-- Instruction --
Select, from the data, each line where "JSON" occurs.

Figure contents as structured data:
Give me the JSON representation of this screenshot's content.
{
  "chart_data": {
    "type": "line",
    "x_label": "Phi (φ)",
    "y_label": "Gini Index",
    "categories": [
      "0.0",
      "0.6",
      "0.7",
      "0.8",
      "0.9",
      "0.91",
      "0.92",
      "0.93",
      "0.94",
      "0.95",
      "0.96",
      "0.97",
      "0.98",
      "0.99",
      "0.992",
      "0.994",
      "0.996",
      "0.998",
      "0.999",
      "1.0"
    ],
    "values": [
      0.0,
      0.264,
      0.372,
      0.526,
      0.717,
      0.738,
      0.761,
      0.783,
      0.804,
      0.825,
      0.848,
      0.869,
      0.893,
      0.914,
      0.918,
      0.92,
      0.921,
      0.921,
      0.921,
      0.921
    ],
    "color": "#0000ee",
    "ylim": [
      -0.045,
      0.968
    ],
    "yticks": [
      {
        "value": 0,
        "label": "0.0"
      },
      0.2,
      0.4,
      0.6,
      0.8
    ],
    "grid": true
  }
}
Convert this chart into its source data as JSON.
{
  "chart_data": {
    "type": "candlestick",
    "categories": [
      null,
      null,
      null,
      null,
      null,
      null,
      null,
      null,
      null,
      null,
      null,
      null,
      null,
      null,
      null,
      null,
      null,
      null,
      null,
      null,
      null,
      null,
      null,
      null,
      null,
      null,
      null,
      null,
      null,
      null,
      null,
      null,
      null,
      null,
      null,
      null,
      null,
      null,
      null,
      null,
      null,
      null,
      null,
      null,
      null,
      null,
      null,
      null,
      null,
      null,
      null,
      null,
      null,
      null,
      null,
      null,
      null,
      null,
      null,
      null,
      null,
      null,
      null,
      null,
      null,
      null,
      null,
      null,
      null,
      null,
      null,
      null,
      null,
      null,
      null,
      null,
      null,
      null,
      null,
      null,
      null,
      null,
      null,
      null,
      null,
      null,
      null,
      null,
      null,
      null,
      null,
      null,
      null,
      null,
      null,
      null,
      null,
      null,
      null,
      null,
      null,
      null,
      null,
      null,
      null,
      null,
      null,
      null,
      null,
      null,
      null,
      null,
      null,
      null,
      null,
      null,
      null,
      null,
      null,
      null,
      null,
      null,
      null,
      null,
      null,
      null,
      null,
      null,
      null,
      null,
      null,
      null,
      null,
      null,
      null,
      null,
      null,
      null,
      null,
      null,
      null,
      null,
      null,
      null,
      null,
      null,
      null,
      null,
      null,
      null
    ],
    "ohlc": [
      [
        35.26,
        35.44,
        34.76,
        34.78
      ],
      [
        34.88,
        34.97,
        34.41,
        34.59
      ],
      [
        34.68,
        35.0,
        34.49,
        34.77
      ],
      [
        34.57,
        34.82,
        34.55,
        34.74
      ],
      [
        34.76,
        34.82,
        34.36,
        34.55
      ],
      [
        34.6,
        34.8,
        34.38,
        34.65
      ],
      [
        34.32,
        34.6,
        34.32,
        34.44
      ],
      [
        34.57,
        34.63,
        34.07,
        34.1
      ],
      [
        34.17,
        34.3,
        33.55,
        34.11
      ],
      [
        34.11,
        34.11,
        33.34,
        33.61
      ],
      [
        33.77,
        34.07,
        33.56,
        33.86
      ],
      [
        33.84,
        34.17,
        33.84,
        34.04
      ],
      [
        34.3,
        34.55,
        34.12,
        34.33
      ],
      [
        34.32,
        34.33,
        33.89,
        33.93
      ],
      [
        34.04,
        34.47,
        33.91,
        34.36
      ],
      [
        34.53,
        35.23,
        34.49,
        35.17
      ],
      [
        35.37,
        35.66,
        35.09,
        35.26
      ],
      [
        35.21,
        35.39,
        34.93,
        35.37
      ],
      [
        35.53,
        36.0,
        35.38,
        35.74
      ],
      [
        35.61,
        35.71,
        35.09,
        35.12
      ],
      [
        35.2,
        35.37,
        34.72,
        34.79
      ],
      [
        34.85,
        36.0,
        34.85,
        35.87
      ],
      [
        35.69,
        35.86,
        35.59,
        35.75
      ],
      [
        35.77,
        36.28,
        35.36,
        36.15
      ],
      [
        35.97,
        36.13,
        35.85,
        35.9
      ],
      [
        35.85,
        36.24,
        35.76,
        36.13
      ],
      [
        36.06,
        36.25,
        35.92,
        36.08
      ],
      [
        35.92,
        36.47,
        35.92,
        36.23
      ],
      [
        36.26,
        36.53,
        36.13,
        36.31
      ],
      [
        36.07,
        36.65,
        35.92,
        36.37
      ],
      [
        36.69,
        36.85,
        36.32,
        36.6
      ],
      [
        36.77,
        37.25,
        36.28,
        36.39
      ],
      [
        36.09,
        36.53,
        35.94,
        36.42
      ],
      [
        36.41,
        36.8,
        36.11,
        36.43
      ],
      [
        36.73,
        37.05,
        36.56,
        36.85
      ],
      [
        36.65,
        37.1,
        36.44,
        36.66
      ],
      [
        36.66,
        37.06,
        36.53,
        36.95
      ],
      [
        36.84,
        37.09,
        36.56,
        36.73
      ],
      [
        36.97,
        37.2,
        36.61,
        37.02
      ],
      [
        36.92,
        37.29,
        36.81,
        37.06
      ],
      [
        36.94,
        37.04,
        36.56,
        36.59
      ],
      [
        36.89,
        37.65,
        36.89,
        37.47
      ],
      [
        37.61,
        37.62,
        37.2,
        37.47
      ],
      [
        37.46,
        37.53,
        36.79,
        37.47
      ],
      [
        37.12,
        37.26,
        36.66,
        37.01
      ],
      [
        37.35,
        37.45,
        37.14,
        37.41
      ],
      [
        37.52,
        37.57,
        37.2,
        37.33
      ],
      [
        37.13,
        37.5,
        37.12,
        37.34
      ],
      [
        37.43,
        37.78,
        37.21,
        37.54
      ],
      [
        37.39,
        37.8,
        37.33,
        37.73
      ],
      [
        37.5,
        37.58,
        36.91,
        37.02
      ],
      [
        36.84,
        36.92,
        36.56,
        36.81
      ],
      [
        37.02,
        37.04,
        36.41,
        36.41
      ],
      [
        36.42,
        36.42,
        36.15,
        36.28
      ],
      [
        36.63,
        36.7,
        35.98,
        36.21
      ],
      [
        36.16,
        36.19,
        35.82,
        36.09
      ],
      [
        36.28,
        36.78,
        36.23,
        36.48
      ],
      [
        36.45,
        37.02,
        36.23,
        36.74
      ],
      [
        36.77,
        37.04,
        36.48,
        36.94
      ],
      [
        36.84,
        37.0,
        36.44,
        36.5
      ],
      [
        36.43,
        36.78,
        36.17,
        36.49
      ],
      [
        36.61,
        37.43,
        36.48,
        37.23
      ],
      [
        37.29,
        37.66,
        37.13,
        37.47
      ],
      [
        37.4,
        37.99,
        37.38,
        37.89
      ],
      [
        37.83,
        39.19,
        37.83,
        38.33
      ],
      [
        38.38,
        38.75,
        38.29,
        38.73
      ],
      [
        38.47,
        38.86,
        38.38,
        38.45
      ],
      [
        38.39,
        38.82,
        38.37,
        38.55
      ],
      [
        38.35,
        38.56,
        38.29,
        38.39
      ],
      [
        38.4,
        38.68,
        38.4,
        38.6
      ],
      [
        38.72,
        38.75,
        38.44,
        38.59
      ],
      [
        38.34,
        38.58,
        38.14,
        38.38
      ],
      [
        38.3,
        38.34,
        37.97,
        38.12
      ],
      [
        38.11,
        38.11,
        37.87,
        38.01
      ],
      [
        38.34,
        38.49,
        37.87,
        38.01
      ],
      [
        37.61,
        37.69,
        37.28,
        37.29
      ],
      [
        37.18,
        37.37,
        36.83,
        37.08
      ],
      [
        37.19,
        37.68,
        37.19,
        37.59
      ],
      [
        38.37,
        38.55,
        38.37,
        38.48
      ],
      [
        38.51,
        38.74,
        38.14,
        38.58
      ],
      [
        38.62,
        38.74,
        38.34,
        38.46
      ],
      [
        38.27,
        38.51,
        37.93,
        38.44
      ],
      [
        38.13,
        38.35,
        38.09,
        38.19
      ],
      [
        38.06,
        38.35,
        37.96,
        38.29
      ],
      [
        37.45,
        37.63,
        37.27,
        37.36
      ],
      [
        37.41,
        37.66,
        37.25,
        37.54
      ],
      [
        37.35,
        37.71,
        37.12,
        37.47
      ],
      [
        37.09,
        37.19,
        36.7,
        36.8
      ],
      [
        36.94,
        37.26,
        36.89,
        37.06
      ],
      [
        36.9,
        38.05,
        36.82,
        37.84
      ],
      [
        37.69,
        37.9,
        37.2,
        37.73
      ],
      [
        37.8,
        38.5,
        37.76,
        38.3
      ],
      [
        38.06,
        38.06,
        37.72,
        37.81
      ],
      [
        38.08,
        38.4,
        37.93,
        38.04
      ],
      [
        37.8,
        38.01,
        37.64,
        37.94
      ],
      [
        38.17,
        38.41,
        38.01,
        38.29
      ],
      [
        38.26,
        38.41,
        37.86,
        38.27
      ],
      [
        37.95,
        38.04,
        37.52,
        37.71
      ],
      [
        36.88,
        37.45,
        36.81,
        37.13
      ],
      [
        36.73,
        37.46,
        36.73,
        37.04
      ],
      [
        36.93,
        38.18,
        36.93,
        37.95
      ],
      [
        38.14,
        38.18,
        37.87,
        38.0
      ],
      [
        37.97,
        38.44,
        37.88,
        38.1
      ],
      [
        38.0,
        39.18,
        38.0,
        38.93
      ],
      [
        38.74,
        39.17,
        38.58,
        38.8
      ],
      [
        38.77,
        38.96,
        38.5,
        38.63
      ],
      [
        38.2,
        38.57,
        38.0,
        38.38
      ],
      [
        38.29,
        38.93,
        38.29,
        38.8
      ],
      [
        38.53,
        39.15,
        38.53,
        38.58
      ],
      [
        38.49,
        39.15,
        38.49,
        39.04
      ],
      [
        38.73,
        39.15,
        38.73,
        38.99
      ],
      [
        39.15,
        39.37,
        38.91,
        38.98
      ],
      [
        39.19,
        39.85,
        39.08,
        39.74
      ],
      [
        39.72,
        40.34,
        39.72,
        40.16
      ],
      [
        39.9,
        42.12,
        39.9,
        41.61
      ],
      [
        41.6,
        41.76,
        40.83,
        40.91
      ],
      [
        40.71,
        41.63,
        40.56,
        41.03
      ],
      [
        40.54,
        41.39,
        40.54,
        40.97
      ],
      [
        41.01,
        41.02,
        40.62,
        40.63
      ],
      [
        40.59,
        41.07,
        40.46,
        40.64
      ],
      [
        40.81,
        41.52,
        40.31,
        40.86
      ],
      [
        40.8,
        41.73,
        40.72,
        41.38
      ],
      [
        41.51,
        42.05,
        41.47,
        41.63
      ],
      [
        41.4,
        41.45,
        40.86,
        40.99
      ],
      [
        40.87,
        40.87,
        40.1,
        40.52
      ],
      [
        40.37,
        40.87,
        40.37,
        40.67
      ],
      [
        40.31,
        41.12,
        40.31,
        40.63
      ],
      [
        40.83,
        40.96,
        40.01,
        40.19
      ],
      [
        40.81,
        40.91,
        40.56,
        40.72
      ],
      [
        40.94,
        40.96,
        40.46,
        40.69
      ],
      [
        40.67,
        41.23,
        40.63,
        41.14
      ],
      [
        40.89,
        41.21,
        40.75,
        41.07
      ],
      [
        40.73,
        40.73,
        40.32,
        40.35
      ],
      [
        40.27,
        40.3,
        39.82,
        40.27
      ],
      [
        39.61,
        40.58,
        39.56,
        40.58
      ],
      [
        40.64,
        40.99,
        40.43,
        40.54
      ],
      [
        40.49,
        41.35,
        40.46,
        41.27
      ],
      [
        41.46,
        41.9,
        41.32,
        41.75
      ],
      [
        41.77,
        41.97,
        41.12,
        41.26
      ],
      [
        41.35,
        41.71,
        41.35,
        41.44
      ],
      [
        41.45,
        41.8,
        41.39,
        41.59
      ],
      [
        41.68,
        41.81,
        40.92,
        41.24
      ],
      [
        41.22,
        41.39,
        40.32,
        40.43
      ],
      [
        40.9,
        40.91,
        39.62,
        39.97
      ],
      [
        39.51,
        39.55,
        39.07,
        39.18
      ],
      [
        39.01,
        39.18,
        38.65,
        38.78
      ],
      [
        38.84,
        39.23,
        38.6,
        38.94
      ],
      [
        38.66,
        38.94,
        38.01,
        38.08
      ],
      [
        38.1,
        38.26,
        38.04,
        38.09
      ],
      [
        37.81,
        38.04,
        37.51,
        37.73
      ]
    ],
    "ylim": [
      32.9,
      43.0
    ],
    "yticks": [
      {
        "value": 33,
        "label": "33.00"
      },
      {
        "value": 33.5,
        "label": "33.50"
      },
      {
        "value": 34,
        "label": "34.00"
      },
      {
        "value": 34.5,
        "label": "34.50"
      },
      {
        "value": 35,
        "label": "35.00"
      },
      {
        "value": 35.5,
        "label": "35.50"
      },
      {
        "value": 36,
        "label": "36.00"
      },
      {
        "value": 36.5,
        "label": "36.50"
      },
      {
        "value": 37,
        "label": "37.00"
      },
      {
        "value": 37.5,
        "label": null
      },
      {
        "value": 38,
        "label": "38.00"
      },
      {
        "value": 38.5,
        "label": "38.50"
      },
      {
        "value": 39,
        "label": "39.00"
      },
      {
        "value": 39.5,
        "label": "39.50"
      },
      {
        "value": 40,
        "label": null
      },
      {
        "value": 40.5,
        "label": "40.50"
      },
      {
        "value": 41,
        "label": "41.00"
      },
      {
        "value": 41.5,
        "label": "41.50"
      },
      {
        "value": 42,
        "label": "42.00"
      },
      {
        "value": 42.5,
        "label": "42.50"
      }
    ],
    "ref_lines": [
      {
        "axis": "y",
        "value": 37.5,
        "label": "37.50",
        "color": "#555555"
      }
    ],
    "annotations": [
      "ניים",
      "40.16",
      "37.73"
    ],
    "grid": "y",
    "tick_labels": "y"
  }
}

-- Expected output --
Give me the JSON representation of this screenshot's content.
Convert this chart into its source data as JSON.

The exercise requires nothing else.